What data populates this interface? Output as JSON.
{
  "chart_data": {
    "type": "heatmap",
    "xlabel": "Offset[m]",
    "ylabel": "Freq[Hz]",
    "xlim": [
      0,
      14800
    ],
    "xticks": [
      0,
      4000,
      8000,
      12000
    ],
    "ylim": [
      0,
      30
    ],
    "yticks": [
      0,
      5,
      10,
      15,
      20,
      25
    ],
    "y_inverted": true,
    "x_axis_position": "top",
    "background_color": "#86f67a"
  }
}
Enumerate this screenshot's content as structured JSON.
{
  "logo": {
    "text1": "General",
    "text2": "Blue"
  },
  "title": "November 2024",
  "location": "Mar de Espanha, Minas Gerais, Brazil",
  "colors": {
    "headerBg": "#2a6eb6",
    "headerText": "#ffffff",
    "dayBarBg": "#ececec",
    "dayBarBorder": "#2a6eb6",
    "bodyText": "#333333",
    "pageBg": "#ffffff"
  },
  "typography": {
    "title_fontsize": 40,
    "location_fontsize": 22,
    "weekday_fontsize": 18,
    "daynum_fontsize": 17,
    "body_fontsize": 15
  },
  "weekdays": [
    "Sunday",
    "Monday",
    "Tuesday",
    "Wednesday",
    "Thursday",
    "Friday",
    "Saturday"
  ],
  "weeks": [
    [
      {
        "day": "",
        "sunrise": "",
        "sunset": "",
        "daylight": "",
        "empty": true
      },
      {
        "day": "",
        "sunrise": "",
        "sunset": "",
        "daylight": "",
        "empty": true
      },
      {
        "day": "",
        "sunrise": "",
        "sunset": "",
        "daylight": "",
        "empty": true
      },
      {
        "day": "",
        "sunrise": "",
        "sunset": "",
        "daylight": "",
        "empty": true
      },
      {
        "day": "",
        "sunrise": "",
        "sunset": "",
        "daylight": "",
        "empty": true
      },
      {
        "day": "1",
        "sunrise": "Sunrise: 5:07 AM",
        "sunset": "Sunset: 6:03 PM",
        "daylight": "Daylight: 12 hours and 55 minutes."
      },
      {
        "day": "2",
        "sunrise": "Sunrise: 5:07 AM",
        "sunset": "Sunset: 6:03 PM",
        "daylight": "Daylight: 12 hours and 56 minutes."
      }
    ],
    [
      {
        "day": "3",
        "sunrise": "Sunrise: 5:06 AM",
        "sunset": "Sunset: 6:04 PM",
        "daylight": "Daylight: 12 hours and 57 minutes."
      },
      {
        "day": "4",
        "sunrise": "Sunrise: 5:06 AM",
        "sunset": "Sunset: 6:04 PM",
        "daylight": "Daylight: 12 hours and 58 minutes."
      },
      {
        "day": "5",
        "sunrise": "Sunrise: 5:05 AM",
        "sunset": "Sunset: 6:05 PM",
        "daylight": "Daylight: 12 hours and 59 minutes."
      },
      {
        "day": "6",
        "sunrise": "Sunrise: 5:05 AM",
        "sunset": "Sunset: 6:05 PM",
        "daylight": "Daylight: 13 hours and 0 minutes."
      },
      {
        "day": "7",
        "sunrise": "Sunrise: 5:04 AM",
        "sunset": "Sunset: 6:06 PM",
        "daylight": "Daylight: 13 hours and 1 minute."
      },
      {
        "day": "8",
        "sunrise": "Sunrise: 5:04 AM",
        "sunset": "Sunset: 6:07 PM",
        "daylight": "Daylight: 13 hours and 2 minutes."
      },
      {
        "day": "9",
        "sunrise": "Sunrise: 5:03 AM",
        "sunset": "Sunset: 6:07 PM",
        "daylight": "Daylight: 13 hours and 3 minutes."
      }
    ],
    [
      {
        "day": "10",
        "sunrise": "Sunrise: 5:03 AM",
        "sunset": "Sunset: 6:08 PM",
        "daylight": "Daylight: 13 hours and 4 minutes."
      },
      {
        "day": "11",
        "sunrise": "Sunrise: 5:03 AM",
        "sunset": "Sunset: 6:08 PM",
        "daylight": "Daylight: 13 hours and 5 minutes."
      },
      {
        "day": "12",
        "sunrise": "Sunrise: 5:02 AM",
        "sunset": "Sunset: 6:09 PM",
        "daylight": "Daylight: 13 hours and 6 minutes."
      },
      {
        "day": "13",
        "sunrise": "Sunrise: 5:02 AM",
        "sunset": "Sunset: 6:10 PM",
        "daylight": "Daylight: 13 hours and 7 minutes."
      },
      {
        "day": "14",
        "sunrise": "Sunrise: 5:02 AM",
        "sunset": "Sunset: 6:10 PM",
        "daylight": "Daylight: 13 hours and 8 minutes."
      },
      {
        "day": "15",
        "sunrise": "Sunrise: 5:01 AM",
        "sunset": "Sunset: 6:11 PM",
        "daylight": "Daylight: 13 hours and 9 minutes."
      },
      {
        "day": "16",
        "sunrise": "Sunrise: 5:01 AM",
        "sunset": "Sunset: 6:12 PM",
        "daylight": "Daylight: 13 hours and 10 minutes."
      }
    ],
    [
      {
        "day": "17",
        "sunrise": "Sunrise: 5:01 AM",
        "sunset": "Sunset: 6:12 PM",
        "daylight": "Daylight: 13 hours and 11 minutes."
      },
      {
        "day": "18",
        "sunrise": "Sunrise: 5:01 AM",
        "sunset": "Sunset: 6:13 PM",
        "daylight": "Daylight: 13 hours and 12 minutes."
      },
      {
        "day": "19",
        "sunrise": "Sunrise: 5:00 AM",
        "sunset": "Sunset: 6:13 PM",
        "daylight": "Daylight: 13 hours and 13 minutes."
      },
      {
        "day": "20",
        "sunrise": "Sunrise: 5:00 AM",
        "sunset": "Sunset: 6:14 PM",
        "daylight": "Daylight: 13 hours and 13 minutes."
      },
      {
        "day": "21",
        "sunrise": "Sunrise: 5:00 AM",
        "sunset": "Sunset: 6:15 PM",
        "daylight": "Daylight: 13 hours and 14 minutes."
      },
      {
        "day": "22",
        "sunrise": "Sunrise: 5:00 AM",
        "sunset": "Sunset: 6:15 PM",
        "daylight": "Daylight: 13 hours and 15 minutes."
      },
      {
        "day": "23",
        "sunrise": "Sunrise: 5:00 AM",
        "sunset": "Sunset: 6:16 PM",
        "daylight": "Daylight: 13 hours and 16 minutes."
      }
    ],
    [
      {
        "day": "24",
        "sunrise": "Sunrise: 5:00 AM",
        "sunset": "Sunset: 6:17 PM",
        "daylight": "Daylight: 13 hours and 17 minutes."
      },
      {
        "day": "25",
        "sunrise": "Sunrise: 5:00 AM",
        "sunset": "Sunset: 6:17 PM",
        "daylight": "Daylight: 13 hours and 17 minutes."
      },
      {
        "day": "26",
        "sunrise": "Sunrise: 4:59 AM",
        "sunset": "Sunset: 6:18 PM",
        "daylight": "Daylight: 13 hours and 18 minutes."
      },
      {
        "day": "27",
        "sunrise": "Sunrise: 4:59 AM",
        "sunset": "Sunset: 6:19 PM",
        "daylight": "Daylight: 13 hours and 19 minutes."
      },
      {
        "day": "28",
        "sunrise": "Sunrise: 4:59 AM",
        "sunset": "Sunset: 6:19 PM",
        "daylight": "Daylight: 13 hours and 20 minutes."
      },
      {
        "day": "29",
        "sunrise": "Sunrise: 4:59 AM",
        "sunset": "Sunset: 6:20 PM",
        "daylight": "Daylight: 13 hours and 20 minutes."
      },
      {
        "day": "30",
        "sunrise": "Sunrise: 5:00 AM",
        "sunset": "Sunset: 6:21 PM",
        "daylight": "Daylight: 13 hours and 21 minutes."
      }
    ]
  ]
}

- - -

> [Exercise directions]: Reproduce the material verbatim, line by line.

> [Answer to the problem]:
What data populates this interface? Output as JSON.
{
  "chart_data": {
    "type": "heatmap",
    "xlabel": "Offset[m]",
    "ylabel": "Freq[Hz]",
    "xlim": [
      0,
      14800
    ],
    "xticks": [
      0,
      4000,
      8000,
      12000
    ],
    "ylim": [
      0,
      30
    ],
    "yticks": [
      0,
      5,
      10,
      15,
      20,
      25
    ],
    "y_inverted": true,
    "x_axis_position": "top",
    "background_color": "#86f67a"
  }
}
Enumerate this screenshot's content as structured JSON.
{
  "logo": {
    "text1": "General",
    "text2": "Blue"
  },
  "title": "November 2024",
  "location": "Mar de Espanha, Minas Gerais, Brazil",
  "colors": {
    "headerBg": "#2a6eb6",
    "headerText": "#ffffff",
    "dayBarBg": "#ececec",
    "dayBarBorder": "#2a6eb6",
    "bodyText": "#333333",
    "pageBg": "#ffffff"
  },
  "typography": {
    "title_fontsize": 40,
    "location_fontsize": 22,
    "weekday_fontsize": 18,
    "daynum_fontsize": 17,
    "body_fontsize": 15
  },
  "weekdays": [
    "Sunday",
    "Monday",
    "Tuesday",
    "Wednesday",
    "Thursday",
    "Friday",
    "Saturday"
  ],
  "weeks": [
    [
      {
        "day": "",
        "sunrise": "",
        "sunset": "",
        "daylight": "",
        "empty": true
      },
      {
        "day": "",
        "sunrise": "",
        "sunset": "",
        "daylight": "",
        "empty": true
      },
      {
        "day": "",
        "sunrise": "",
        "sunset": "",
        "daylight": "",
        "empty": true
      },
      {
        "day": "",
        "sunrise": "",
        "sunset": "",
        "daylight": "",
        "empty": true
      },
      {
        "day": "",
        "sunrise": "",
        "sunset": "",
        "daylight": "",
        "empty": true
      },
      {
        "day": "1",
        "sunrise": "Sunrise: 5:07 AM",
        "sunset": "Sunset: 6:03 PM",
        "daylight": "Daylight: 12 hours and 55 minutes."
      },
      {
        "day": "2",
        "sunrise": "Sunrise: 5:07 AM",
        "sunset": "Sunset: 6:03 PM",
        "daylight": "Daylight: 12 hours and 56 minutes."
      }
    ],
    [
      {
        "day": "3",
        "sunrise": "Sunrise: 5:06 AM",
        "sunset": "Sunset: 6:04 PM",
        "daylight": "Daylight: 12 hours and 57 minutes."
      },
      {
        "day": "4",
        "sunrise": "Sunrise: 5:06 AM",
        "sunset": "Sunset: 6:04 PM",
        "daylight": "Daylight: 12 hours and 58 minutes."
      },
      {
        "day": "5",
        "sunrise": "Sunrise: 5:05 AM",
        "sunset": "Sunset: 6:05 PM",
        "daylight": "Daylight: 12 hours and 59 minutes."
      },
      {
        "day": "6",
        "sunrise": "Sunrise: 5:05 AM",
        "sunset": "Sunset: 6:05 PM",
        "daylight": "Daylight: 13 hours and 0 minutes."
      },
      {
        "day": "7",
        "sunrise": "Sunrise: 5:04 AM",
        "sunset": "Sunset: 6:06 PM",
        "daylight": "Daylight: 13 hours and 1 minute."
      },
      {
        "day": "8",
        "sunrise": "Sunrise: 5:04 AM",
        "sunset": "Sunset: 6:07 PM",
        "daylight": "Daylight: 13 hours and 2 minutes."
      },
      {
        "day": "9",
        "sunrise": "Sunrise: 5:03 AM",
        "sunset": "Sunset: 6:07 PM",
        "daylight": "Daylight: 13 hours and 3 minutes."
      }
    ],
    [
      {
        "day": "10",
        "sunrise": "Sunrise: 5:03 AM",
        "sunset": "Sunset: 6:08 PM",
        "daylight": "Daylight: 13 hours and 4 minutes."
      },
      {
        "day": "11",
        "sunrise": "Sunrise: 5:03 AM",
        "sunset": "Sunset: 6:08 PM",
        "daylight": "Daylight: 13 hours and 5 minutes."
      },
      {
        "day": "12",
        "sunrise": "Sunrise: 5:02 AM",
        "sunset": "Sunset: 6:09 PM",
        "daylight": "Daylight: 13 hours and 6 minutes."
      },
      {
        "day": "13",
        "sunrise": "Sunrise: 5:02 AM",
        "sunset": "Sunset: 6:10 PM",
        "daylight": "Daylight: 13 hours and 7 minutes."
      },
      {
        "day": "14",
        "sunrise": "Sunrise: 5:02 AM",
        "sunset": "Sunset: 6:10 PM",
        "daylight": "Daylight: 13 hours and 8 minutes."
      },
      {
        "day": "15",
        "sunrise": "Sunrise: 5:01 AM",
        "sunset": "Sunset: 6:11 PM",
        "daylight": "Daylight: 13 hours and 9 minutes."
      },
      {
        "day": "16",
        "sunrise": "Sunrise: 5:01 AM",
        "sunset": "Sunset: 6:12 PM",
        "daylight": "Daylight: 13 hours and 10 minutes."
      }
    ],
    [
      {
        "day": "17",
        "sunrise": "Sunrise: 5:01 AM",
        "sunset": "Sunset: 6:12 PM",
        "daylight": "Daylight: 13 hours and 11 minutes."
      },
      {
        "day": "18",
        "sunrise": "Sunrise: 5:01 AM",
        "sunset": "Sunset: 6:13 PM",
        "daylight": "Daylight: 13 hours and 12 minutes."
      },
      {
        "day": "19",
        "sunrise": "Sunrise: 5:00 AM",
        "sunset": "Sunset: 6:13 PM",
        "daylight": "Daylight: 13 hours and 13 minutes."
      },
      {
        "day": "20",
        "sunrise": "Sunrise: 5:00 AM",
        "sunset": "Sunset: 6:14 PM",
        "daylight": "Daylight: 13 hours and 13 minutes."
      },
      {
        "day": "21",
        "sunrise": "Sunrise: 5:00 AM",
        "sunset": "Sunset: 6:15 PM",
        "daylight": "Daylight: 13 hours and 14 minutes."
      },
      {
        "day": "22",
        "sunrise": "Sunrise: 5:00 AM",
        "sunset": "Sunset: 6:15 PM",
        "daylight": "Daylight: 13 hours and 15 minutes."
      },
      {
        "day": "23",
        "sunrise": "Sunrise: 5:00 AM",
        "sunset": "Sunset: 6:16 PM",
        "daylight": "Daylight: 13 hours and 16 minutes."
      }
    ],
    [
      {
        "day": "24",
        "sunrise": "Sunrise: 5:00 AM",
        "sunset": "Sunset: 6:17 PM",
        "daylight": "Daylight: 13 hours and 17 minutes."
      },
      {
        "day": "25",
        "sunrise": "Sunrise: 5:00 AM",
        "sunset": "Sunset: 6:17 PM",
        "daylight": "Daylight: 13 hours and 17 minutes."
      },
      {
        "day": "26",
        "sunrise": "Sunrise: 4:59 AM",
        "sunset": "Sunset: 6:18 PM",
        "daylight": "Daylight: 13 hours and 18 minutes."
      },
      {
        "day": "27",
        "sunrise": "Sunrise: 4:59 AM",
        "sunset": "Sunset: 6:19 PM",
        "daylight": "Daylight: 13 hours and 19 minutes."
      },
      {
        "day": "28",
        "sunrise": "Sunrise: 4:59 AM",
        "sunset": "Sunset: 6:19 PM",
        "daylight": "Daylight: 13 hours and 20 minutes."
      },
      {
        "day": "29",
        "sunrise": "Sunrise: 4:59 AM",
        "sunset": "Sunset: 6:20 PM",
        "daylight": "Daylight: 13 hours and 20 minutes."
      },
      {
        "day": "30",
        "sunrise": "Sunrise: 5:00 AM",
        "sunset": "Sunset: 6:21 PM",
        "daylight": "Daylight: 13 hours and 21 minutes."
      }
    ]
  ]
}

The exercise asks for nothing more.